## Problem requirements
Transcribe every line, keeping it exact.

## Provided information
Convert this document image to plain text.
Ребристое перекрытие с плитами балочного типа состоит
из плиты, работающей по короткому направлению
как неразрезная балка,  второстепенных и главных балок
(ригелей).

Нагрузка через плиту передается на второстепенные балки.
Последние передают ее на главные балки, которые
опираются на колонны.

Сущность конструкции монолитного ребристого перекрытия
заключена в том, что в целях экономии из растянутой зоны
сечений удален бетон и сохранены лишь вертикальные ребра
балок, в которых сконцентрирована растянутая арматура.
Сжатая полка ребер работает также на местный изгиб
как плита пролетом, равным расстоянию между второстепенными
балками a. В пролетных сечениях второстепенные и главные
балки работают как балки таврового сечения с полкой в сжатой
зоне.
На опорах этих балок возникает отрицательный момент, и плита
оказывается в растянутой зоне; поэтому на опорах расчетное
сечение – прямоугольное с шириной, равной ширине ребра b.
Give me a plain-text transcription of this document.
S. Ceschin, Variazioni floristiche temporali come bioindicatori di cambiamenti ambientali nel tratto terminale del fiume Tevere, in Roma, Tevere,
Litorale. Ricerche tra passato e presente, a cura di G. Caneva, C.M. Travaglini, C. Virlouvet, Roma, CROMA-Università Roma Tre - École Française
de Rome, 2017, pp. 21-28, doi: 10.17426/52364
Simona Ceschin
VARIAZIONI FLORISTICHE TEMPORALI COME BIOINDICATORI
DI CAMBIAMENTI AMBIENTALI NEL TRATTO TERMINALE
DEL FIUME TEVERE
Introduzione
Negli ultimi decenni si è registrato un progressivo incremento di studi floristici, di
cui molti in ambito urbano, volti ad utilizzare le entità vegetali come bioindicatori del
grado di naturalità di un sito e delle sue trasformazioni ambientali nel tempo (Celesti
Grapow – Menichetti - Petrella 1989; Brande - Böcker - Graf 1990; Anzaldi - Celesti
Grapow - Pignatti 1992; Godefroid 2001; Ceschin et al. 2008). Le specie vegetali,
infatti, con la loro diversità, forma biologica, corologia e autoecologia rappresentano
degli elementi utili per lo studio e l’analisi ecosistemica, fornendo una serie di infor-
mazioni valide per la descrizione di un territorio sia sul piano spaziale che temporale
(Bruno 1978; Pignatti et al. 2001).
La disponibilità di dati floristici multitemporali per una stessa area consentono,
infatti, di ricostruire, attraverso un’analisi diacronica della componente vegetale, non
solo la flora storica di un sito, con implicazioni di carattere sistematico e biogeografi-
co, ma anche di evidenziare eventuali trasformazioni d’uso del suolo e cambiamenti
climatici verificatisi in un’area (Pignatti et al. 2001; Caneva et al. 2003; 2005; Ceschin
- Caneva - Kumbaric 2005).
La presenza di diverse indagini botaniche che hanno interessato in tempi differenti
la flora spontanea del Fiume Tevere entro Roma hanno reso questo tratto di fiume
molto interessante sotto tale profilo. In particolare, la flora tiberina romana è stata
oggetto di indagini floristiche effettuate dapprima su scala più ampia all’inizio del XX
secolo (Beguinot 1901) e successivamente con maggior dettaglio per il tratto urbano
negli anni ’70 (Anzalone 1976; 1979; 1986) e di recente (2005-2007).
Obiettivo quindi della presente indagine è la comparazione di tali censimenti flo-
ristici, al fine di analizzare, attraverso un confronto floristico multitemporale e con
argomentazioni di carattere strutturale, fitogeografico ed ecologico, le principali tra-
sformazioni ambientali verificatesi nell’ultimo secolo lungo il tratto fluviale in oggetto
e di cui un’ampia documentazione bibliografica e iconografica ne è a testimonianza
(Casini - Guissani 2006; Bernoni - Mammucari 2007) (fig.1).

## Reply
Convert this document image to plain text.
Ребристое перекрытие с плитами балочного типа состоит
из плиты, работающей по короткому направлению
как неразрезная балка,  второстепенных и главных балок
(ригелей).

Нагрузка через плиту передается на второстепенные балки.
Последние передают ее на главные балки, которые
опираются на колонны.

Сущность конструкции монолитного ребристого перекрытия
заключена в том, что в целях экономии из растянутой зоны
сечений удален бетон и сохранены лишь вертикальные ребра
балок, в которых сконцентрирована растянутая арматура.
Сжатая полка ребер работает также на местный изгиб
как плита пролетом, равным расстоянию между второстепенными
балками a. В пролетных сечениях второстепенные и главные
балки работают как балки таврового сечения с полкой в сжатой
зоне.
На опорах этих балок возникает отрицательный момент, и плита
оказывается в растянутой зоне; поэтому на опорах расчетное
сечение – прямоугольное с шириной, равной ширине ребра b.
Give me a plain-text transcription of this document.
S. Ceschin, Variazioni floristiche temporali come bioindicatori di cambiamenti ambientali nel tratto terminale del fiume Tevere, in Roma, Tevere,
Litorale. Ricerche tra passato e presente, a cura di G. Caneva, C.M. Travaglini, C. Virlouvet, Roma, CROMA-Università Roma Tre - École Française
de Rome, 2017, pp. 21-28, doi: 10.17426/52364
Simona Ceschin
VARIAZIONI FLORISTICHE TEMPORALI COME BIOINDICATORI
DI CAMBIAMENTI AMBIENTALI NEL TRATTO TERMINALE
DEL FIUME TEVERE
Introduzione
Negli ultimi decenni si è registrato un progressivo incremento di studi floristici, di
cui molti in ambito urbano, volti ad utilizzare le entità vegetali come bioindicatori del
grado di naturalità di un sito e delle sue trasformazioni ambientali nel tempo (Celesti
Grapow – Menichetti - Petrella 1989; Brande - Böcker - Graf 1990; Anzaldi - Celesti
Grapow - Pignatti 1992; Godefroid 2001; Ceschin et al. 2008). Le specie vegetali,
infatti, con la loro diversità, forma biologica, corologia e autoecologia rappresentano
degli elementi utili per lo studio e l’analisi ecosistemica, fornendo una serie di infor-
mazioni valide per la descrizione di un territorio sia sul piano spaziale che temporale
(Bruno 1978; Pignatti et al. 2001).
La disponibilità di dati floristici multitemporali per una stessa area consentono,
infatti, di ricostruire, attraverso un’analisi diacronica della componente vegetale, non
solo la flora storica di un sito, con implicazioni di carattere sistematico e biogeografi-
co, ma anche di evidenziare eventuali trasformazioni d’uso del suolo e cambiamenti
climatici verificatisi in un’area (Pignatti et al. 2001; Caneva et al. 2003; 2005; Ceschin
- Caneva - Kumbaric 2005).
La presenza di diverse indagini botaniche che hanno interessato in tempi differenti
la flora spontanea del Fiume Tevere entro Roma hanno reso questo tratto di fiume
molto interessante sotto tale profilo. In particolare, la flora tiberina romana è stata
oggetto di indagini floristiche effettuate dapprima su scala più ampia all’inizio del XX
secolo (Beguinot 1901) e successivamente con maggior dettaglio per il tratto urbano
negli anni ’70 (Anzalone 1976; 1979; 1986) e di recente (2005-2007).
Obiettivo quindi della presente indagine è la comparazione di tali censimenti flo-
ristici, al fine di analizzare, attraverso un confronto floristico multitemporale e con
argomentazioni di carattere strutturale, fitogeografico ed ecologico, le principali tra-
sformazioni ambientali verificatesi nell’ultimo secolo lungo il tratto fluviale in oggetto
e di cui un’ampia documentazione bibliografica e iconografica ne è a testimonianza
(Casini - Guissani 2006; Bernoni - Mammucari 2007) (fig.1).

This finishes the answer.